===== Data provided

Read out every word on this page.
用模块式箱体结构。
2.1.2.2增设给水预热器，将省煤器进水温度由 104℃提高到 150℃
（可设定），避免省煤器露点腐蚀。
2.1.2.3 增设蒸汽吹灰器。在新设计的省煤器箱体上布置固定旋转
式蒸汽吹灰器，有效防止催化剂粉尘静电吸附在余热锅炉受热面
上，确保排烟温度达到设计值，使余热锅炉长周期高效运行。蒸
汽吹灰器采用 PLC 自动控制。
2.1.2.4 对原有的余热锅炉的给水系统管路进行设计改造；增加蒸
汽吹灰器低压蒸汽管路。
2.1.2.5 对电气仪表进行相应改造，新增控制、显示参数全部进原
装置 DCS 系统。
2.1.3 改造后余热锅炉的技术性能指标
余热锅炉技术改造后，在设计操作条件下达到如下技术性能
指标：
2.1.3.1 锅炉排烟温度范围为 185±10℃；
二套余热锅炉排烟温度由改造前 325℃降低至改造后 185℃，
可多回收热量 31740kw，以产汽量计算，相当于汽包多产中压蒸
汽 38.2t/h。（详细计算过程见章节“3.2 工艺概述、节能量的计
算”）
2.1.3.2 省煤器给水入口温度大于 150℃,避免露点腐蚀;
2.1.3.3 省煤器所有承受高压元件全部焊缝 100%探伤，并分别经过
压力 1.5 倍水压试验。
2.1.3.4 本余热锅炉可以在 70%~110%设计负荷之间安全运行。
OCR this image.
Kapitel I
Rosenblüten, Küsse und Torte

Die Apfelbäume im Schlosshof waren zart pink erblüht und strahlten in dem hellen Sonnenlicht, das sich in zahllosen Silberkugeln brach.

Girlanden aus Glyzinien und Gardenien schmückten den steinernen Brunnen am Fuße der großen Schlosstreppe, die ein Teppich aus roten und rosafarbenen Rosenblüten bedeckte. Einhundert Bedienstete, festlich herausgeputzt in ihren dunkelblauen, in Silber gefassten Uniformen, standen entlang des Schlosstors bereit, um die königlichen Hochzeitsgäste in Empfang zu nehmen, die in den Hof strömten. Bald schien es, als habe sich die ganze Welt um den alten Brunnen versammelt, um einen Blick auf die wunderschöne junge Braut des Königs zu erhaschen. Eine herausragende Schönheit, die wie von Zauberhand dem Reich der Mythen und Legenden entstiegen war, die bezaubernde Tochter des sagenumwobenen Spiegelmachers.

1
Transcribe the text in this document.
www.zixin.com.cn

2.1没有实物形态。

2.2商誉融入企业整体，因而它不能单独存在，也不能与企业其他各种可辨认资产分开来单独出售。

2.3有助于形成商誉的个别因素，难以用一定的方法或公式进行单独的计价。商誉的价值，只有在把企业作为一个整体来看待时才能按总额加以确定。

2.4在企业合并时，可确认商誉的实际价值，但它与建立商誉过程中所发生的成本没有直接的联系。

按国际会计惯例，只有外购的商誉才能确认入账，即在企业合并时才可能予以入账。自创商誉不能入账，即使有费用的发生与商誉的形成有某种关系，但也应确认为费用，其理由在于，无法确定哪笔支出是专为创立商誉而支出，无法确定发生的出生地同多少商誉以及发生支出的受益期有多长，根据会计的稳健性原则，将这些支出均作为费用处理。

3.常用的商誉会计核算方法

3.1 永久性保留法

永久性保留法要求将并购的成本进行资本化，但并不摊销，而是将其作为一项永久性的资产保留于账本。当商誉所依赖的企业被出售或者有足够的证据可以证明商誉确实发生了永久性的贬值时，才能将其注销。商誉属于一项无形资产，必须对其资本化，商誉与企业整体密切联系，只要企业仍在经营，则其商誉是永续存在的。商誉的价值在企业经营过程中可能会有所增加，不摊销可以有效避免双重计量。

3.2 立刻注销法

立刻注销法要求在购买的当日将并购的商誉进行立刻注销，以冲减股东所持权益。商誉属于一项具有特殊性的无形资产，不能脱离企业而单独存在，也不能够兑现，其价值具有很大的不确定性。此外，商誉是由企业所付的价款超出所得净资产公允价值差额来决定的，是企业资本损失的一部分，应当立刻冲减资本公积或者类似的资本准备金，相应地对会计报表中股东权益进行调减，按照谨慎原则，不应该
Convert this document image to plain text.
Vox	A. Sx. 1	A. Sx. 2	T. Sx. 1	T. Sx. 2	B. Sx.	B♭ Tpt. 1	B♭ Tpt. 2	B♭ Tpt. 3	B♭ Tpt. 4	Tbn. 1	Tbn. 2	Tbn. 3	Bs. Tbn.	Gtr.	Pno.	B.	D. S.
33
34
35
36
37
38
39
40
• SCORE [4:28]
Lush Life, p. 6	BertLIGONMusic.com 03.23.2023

==========

__The problem__. Output the records verbatim, from the first line to the last.

__Solution to this problem__.
Read out every word on this page.
用模块式箱体结构。
2.1.2.2增设给水预热器，将省煤器进水温度由 104℃提高到 150℃
（可设定），避免省煤器露点腐蚀。
2.1.2.3 增设蒸汽吹灰器。在新设计的省煤器箱体上布置固定旋转
式蒸汽吹灰器，有效防止催化剂粉尘静电吸附在余热锅炉受热面
上，确保排烟温度达到设计值，使余热锅炉长周期高效运行。蒸
汽吹灰器采用 PLC 自动控制。
2.1.2.4 对原有的余热锅炉的给水系统管路进行设计改造；增加蒸
汽吹灰器低压蒸汽管路。
2.1.2.5 对电气仪表进行相应改造，新增控制、显示参数全部进原
装置 DCS 系统。
2.1.3 改造后余热锅炉的技术性能指标
余热锅炉技术改造后，在设计操作条件下达到如下技术性能
指标：
2.1.3.1 锅炉排烟温度范围为 185±10℃；
二套余热锅炉排烟温度由改造前 325℃降低至改造后 185℃，
可多回收热量 31740kw，以产汽量计算，相当于汽包多产中压蒸
汽 38.2t/h。（详细计算过程见章节“3.2 工艺概述、节能量的计
算”）
2.1.3.2 省煤器给水入口温度大于 150℃,避免露点腐蚀;
2.1.3.3 省煤器所有承受高压元件全部焊缝 100%探伤，并分别经过
压力 1.5 倍水压试验。
2.1.3.4 本余热锅炉可以在 70%~110%设计负荷之间安全运行。
OCR this image.
Kapitel I
Rosenblüten, Küsse und Torte

Die Apfelbäume im Schlosshof waren zart pink erblüht und strahlten in dem hellen Sonnenlicht, das sich in zahllosen Silberkugeln brach.

Girlanden aus Glyzinien und Gardenien schmückten den steinernen Brunnen am Fuße der großen Schlosstreppe, die ein Teppich aus roten und rosafarbenen Rosenblüten bedeckte. Einhundert Bedienstete, festlich herausgeputzt in ihren dunkelblauen, in Silber gefassten Uniformen, standen entlang des Schlosstors bereit, um die königlichen Hochzeitsgäste in Empfang zu nehmen, die in den Hof strömten. Bald schien es, als habe sich die ganze Welt um den alten Brunnen versammelt, um einen Blick auf die wunderschöne junge Braut des Königs zu erhaschen. Eine herausragende Schönheit, die wie von Zauberhand dem Reich der Mythen und Legenden entstiegen war, die bezaubernde Tochter des sagenumwobenen Spiegelmachers.

1
Transcribe the text in this document.
www.zixin.com.cn

2.1没有实物形态。

2.2商誉融入企业整体，因而它不能单独存在，也不能与企业其他各种可辨认资产分开来单独出售。

2.3有助于形成商誉的个别因素，难以用一定的方法或公式进行单独的计价。商誉的价值，只有在把企业作为一个整体来看待时才能按总额加以确定。

2.4在企业合并时，可确认商誉的实际价值，但它与建立商誉过程中所发生的成本没有直接的联系。

按国际会计惯例，只有外购的商誉才能确认入账，即在企业合并时才可能予以入账。自创商誉不能入账，即使有费用的发生与商誉的形成有某种关系，但也应确认为费用，其理由在于，无法确定哪笔支出是专为创立商誉而支出，无法确定发生的出生地同多少商誉以及发生支出的受益期有多长，根据会计的稳健性原则，将这些支出均作为费用处理。

3.常用的商誉会计核算方法

3.1 永久性保留法

永久性保留法要求将并购的成本进行资本化，但并不摊销，而是将其作为一项永久性的资产保留于账本。当商誉所依赖的企业被出售或者有足够的证据可以证明商誉确实发生了永久性的贬值时，才能将其注销。商誉属于一项无形资产，必须对其资本化，商誉与企业整体密切联系，只要企业仍在经营，则其商誉是永续存在的。商誉的价值在企业经营过程中可能会有所增加，不摊销可以有效避免双重计量。

3.2 立刻注销法

立刻注销法要求在购买的当日将并购的商誉进行立刻注销，以冲减股东所持权益。商誉属于一项具有特殊性的无形资产，不能脱离企业而单独存在，也不能够兑现，其价值具有很大的不确定性。此外，商誉是由企业所付的价款超出所得净资产公允价值差额来决定的，是企业资本损失的一部分，应当立刻冲减资本公积或者类似的资本准备金，相应地对会计报表中股东权益进行调减，按照谨慎原则，不应该
Convert this document image to plain text.
Vox	A. Sx. 1	A. Sx. 2	T. Sx. 1	T. Sx. 2	B. Sx.	B♭ Tpt. 1	B♭ Tpt. 2	B♭ Tpt. 3	B♭ Tpt. 4	Tbn. 1	Tbn. 2	Tbn. 3	Bs. Tbn.	Gtr.	Pno.	B.	D. S.
33
34
35
36
37
38
39
40
• SCORE [4:28]
Lush Life, p. 6	BertLIGONMusic.com 03.23.2023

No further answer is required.